WORK ORDER:
Work through the entries that follow and state how many lines contain the word "asked". Only the number is wanted.

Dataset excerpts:

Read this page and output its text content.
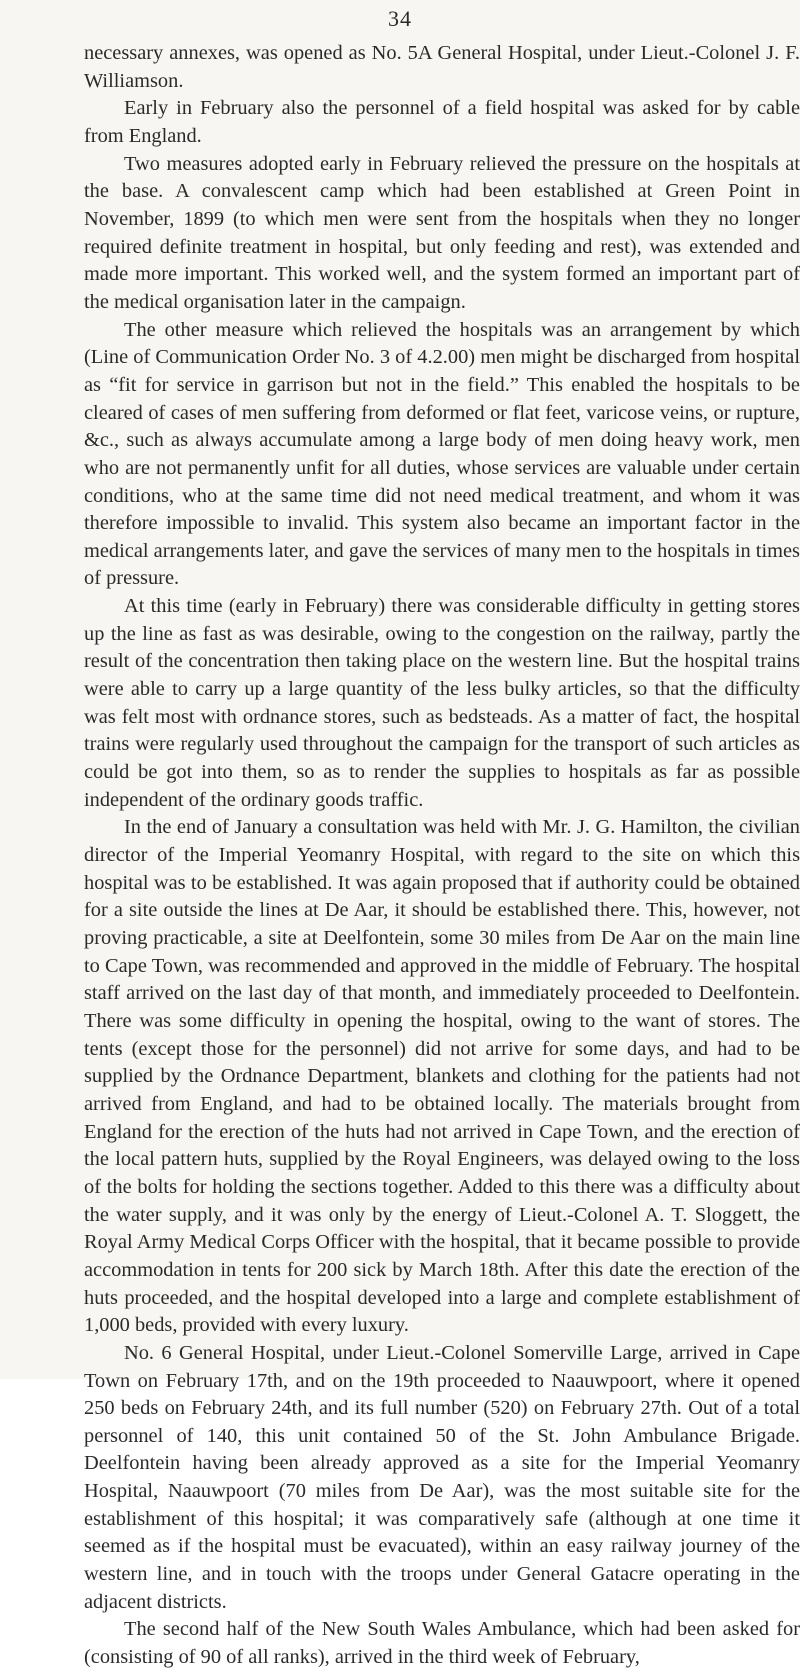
34

necessary annexes, was opened as No. 5A General Hospital, under Lieut.-Colonel J. F. Williamson.

Early in February also the personnel of a field hospital was asked for by cable from England.

Two measures adopted early in February relieved the pressure on the hospitals at the base. A convalescent camp which had been established at Green Point in November, 1899 (to which men were sent from the hospitals when they no longer required definite treatment in hospital, but only feeding and rest), was extended and made more important. This worked well, and the system formed an important part of the medical organisation later in the campaign.

The other measure which relieved the hospitals was an arrangement by which (Line of Communication Order No. 3 of 4.2.00) men might be discharged from hospital as “fit for service in garrison but not in the field.” This enabled the hospitals to be cleared of cases of men suffering from deformed or flat feet, varicose veins, or rupture, &c., such as always accumulate among a large body of men doing heavy work, men who are not permanently unfit for all duties, whose services are valuable under certain conditions, who at the same time did not need medical treatment, and whom it was therefore impossible to invalid. This system also became an important factor in the medical arrangements later, and gave the services of many men to the hospitals in times of pressure.

At this time (early in February) there was considerable difficulty in getting stores up the line as fast as was desirable, owing to the congestion on the railway, partly the result of the concentration then taking place on the western line. But the hospital trains were able to carry up a large quantity of the less bulky articles, so that the difficulty was felt most with ordnance stores, such as bedsteads. As a matter of fact, the hospital trains were regularly used throughout the campaign for the transport of such articles as could be got into them, so as to render the supplies to hospitals as far as possible independent of the ordinary goods traffic.

In the end of January a consultation was held with Mr. J. G. Hamilton, the civilian director of the Imperial Yeomanry Hospital, with regard to the site on which this hospital was to be established. It was again proposed that if authority could be obtained for a site outside the lines at De Aar, it should be established there. This, however, not proving practicable, a site at Deelfontein, some 30 miles from De Aar on the main line to Cape Town, was recommended and approved in the middle of February. The hospital staff arrived on the last day of that month, and immediately proceeded to Deelfontein. There was some difficulty in opening the hospital, owing to the want of stores. The tents (except those for the personnel) did not arrive for some days, and had to be supplied by the Ordnance Department, blankets and clothing for the patients had not arrived from England, and had to be obtained locally. The materials brought from England for the erection of the huts had not arrived in Cape Town, and the erection of the local pattern huts, supplied by the Royal Engineers, was delayed owing to the loss of the bolts for holding the sections together. Added to this there was a difficulty about the water supply, and it was only by the energy of Lieut.-Colonel A. T. Sloggett, the Royal Army Medical Corps Officer with the hospital, that it became possible to provide accommodation in tents for 200 sick by March 18th. After this date the erection of the huts proceeded, and the hospital developed into a large and complete establishment of 1,000 beds, provided with every luxury.

No. 6 General Hospital, under Lieut.-Colonel Somerville Large, arrived in Cape Town on February 17th, and on the 19th proceeded to Naauwpoort, where it opened 250 beds on February 24th, and its full number (520) on February 27th. Out of a total personnel of 140, this unit contained 50 of the St. John Ambulance Brigade. Deelfontein having been already approved as a site for the Imperial Yeomanry Hospital, Naauwpoort (70 miles from De Aar), was the most suitable site for the establishment of this hospital; it was comparatively safe (although at one time it seemed as if the hospital must be evacuated), within an easy railway journey of the western line, and in touch with the troops under General Gatacre operating in the adjacent districts.

The second half of the New South Wales Ambulance, which had been asked for (consisting of 90 of all ranks), arrived in the third week of February,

RESPONSE TO THE EXERCISE:
2